• [What this task involves]:
Select the lines of the records containing the word "如果每小时加工" and list them.

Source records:
-*-*-

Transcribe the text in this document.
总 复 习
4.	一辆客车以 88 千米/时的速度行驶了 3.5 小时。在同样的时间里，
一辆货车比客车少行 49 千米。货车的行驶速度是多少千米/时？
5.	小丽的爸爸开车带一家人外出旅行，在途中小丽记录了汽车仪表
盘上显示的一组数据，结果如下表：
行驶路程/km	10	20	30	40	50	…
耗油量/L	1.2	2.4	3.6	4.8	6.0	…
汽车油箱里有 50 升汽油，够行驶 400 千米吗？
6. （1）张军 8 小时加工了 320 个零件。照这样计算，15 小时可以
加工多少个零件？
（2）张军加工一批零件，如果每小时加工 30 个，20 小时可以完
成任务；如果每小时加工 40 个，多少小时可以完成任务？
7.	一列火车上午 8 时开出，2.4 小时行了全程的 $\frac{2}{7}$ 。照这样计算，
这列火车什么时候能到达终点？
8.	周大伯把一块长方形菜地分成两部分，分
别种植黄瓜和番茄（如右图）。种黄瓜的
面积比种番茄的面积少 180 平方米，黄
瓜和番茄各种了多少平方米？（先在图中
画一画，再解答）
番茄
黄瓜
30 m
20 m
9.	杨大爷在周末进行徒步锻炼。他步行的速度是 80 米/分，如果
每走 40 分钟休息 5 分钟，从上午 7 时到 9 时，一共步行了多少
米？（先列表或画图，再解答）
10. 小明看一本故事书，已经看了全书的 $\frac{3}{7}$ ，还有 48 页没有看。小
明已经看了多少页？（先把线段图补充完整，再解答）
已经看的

-*-*-

• [Full answer]:
（2）张军加工一批零件，如果每小时加工 30 个，20 小时可以完
成任务；如果每小时加工 40 个，多少小时可以完成任务？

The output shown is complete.